··· Record extracts

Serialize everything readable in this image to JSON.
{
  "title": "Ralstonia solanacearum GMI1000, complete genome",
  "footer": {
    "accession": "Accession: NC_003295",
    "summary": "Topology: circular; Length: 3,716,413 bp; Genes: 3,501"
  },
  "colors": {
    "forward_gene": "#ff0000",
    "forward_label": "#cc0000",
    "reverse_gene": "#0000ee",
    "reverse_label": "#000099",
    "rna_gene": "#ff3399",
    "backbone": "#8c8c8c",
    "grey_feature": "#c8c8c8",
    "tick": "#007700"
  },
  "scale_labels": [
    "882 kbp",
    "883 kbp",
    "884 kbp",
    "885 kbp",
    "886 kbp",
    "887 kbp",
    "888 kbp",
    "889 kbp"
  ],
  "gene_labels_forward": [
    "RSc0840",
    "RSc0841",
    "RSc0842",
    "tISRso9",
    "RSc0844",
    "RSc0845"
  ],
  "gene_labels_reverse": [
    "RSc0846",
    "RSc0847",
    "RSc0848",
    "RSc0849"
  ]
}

······

Task brief:
Extract the data exactly as given.

Reply to the task:
Serialize everything readable in this image to JSON.
{
  "title": "Ralstonia solanacearum GMI1000, complete genome",
  "footer": {
    "accession": "Accession: NC_003295",
    "summary": "Topology: circular; Length: 3,716,413 bp; Genes: 3,501"
  },
  "colors": {
    "forward_gene": "#ff0000",
    "forward_label": "#cc0000",
    "reverse_gene": "#0000ee",
    "reverse_label": "#000099",
    "rna_gene": "#ff3399",
    "backbone": "#8c8c8c",
    "grey_feature": "#c8c8c8",
    "tick": "#007700"
  },
  "scale_labels": [
    "882 kbp",
    "883 kbp",
    "884 kbp",
    "885 kbp",
    "886 kbp",
    "887 kbp",
    "888 kbp",
    "889 kbp"
  ],
  "gene_labels_forward": [
    "RSc0840",
    "RSc0841",
    "RSc0842",
    "tISRso9",
    "RSc0844",
    "RSc0845"
  ],
  "gene_labels_reverse": [
    "RSc0846",
    "RSc0847",
    "RSc0848",
    "RSc0849"
  ]
}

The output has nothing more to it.